■ DO THIS: Of the lines in this listing, how many contain the word "التي"? Give the number and nothing else.

(Saved entries)
-=-=-=-=-
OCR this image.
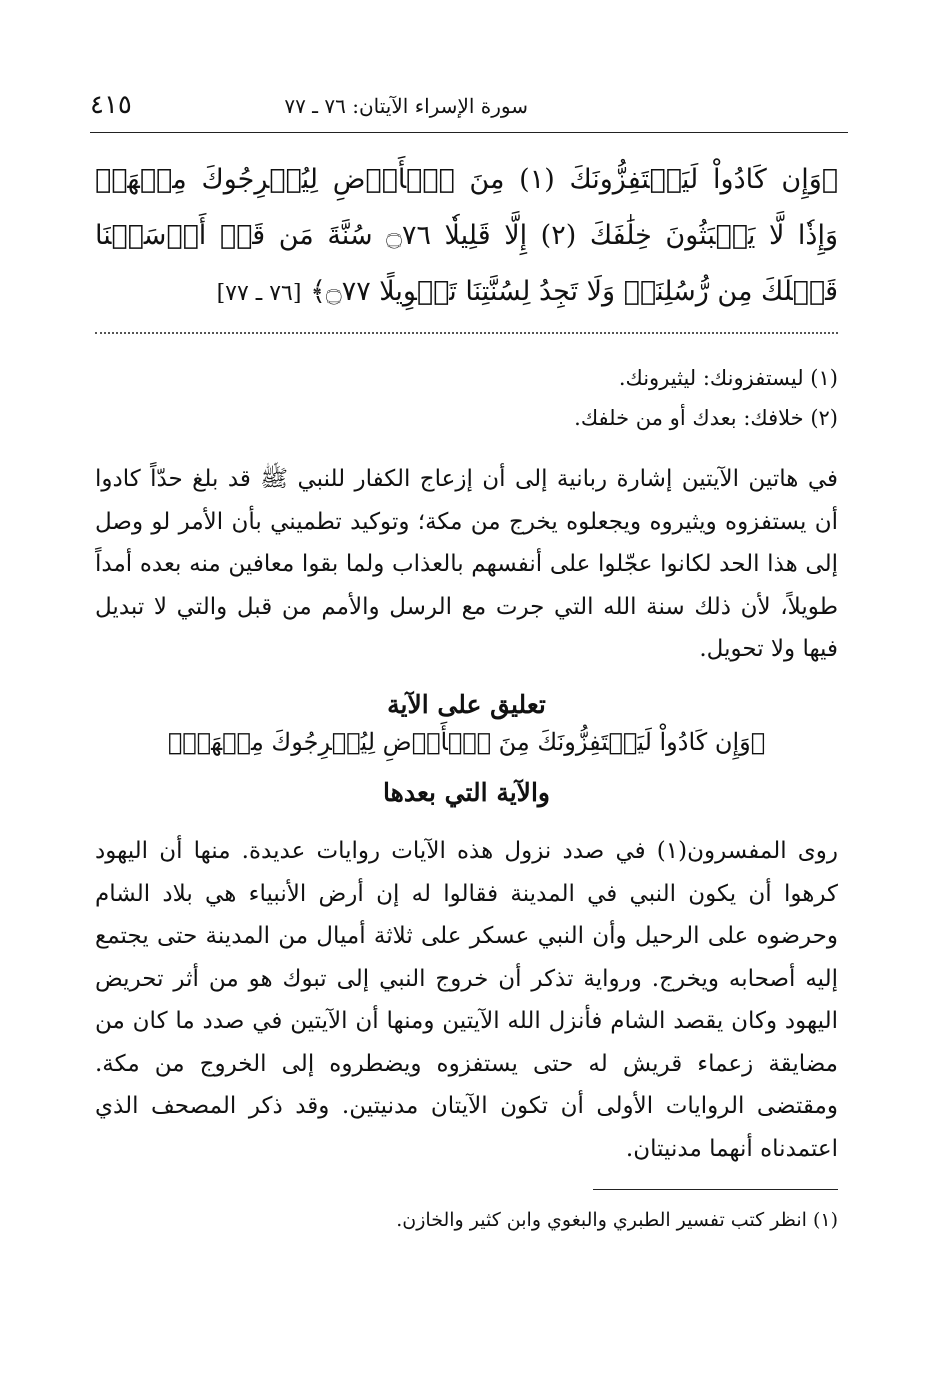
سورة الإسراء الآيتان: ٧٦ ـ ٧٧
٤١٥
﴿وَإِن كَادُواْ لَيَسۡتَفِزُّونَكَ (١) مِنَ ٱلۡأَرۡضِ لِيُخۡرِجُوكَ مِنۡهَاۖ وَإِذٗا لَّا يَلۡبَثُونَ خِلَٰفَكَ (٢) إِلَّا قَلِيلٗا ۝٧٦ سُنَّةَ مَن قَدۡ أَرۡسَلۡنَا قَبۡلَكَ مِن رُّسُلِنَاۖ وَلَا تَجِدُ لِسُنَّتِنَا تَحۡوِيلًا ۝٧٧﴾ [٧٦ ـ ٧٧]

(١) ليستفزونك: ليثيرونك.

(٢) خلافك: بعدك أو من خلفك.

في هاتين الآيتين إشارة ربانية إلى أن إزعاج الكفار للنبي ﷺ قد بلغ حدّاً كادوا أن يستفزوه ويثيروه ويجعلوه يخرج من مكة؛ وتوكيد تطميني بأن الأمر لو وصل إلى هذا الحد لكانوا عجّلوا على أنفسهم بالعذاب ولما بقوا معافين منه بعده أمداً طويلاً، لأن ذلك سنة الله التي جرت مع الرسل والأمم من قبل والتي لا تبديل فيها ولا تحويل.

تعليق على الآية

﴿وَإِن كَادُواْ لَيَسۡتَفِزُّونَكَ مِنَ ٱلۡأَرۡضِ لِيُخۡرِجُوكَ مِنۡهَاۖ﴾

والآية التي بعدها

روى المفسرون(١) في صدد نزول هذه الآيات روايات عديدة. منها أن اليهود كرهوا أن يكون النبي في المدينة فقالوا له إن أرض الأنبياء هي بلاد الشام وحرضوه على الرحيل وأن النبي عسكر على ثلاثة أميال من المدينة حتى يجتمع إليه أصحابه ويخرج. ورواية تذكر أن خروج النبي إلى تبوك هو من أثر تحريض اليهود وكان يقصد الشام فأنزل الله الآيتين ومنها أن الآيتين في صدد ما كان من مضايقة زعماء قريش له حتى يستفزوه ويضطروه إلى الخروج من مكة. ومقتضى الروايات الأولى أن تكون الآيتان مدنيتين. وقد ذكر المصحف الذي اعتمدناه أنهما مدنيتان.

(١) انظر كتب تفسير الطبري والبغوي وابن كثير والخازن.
-=-=-=-=-
■ EXERCISE RESPONSE: 2